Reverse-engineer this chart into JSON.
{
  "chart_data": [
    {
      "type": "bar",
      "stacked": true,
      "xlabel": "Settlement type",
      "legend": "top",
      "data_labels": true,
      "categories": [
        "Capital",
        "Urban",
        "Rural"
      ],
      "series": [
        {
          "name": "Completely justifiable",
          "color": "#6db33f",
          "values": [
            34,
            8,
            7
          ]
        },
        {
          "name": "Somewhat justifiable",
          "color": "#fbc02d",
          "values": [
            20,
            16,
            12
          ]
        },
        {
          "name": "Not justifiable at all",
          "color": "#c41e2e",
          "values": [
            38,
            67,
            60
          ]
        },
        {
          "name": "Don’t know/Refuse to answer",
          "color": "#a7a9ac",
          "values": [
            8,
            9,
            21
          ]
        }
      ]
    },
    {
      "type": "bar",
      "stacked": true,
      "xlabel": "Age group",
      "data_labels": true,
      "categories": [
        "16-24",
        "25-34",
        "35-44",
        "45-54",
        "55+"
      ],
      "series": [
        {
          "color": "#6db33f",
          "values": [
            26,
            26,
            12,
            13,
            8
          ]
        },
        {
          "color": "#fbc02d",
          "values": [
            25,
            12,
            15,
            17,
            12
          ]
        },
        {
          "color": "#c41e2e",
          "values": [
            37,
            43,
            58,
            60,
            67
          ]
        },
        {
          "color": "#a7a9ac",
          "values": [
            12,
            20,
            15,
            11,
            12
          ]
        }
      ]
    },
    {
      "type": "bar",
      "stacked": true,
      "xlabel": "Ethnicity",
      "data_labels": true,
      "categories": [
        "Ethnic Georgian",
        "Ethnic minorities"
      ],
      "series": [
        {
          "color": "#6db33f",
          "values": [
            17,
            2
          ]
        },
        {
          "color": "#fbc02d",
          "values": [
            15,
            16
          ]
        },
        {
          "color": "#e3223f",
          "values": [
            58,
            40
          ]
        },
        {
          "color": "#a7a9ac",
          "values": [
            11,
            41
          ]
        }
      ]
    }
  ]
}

- YOUR TASK: Nothing may be left out: return each entry exactly as it reads.

- EXERCISE RESPONSE:
Reverse-engineer this chart into JSON.
{
  "chart_data": [
    {
      "type": "bar",
      "stacked": true,
      "xlabel": "Settlement type",
      "legend": "top",
      "data_labels": true,
      "categories": [
        "Capital",
        "Urban",
        "Rural"
      ],
      "series": [
        {
          "name": "Completely justifiable",
          "color": "#6db33f",
          "values": [
            34,
            8,
            7
          ]
        },
        {
          "name": "Somewhat justifiable",
          "color": "#fbc02d",
          "values": [
            20,
            16,
            12
          ]
        },
        {
          "name": "Not justifiable at all",
          "color": "#c41e2e",
          "values": [
            38,
            67,
            60
          ]
        },
        {
          "name": "Don’t know/Refuse to answer",
          "color": "#a7a9ac",
          "values": [
            8,
            9,
            21
          ]
        }
      ]
    },
    {
      "type": "bar",
      "stacked": true,
      "xlabel": "Age group",
      "data_labels": true,
      "categories": [
        "16-24",
        "25-34",
        "35-44",
        "45-54",
        "55+"
      ],
      "series": [
        {
          "color": "#6db33f",
          "values": [
            26,
            26,
            12,
            13,
            8
          ]
        },
        {
          "color": "#fbc02d",
          "values": [
            25,
            12,
            15,
            17,
            12
          ]
        },
        {
          "color": "#c41e2e",
          "values": [
            37,
            43,
            58,
            60,
            67
          ]
        },
        {
          "color": "#a7a9ac",
          "values": [
            12,
            20,
            15,
            11,
            12
          ]
        }
      ]
    },
    {
      "type": "bar",
      "stacked": true,
      "xlabel": "Ethnicity",
      "data_labels": true,
      "categories": [
        "Ethnic Georgian",
        "Ethnic minorities"
      ],
      "series": [
        {
          "color": "#6db33f",
          "values": [
            17,
            2
          ]
        },
        {
          "color": "#fbc02d",
          "values": [
            15,
            16
          ]
        },
        {
          "color": "#e3223f",
          "values": [
            58,
            40
          ]
        },
        {
          "color": "#a7a9ac",
          "values": [
            11,
            41
          ]
        }
      ]
    }
  ]
}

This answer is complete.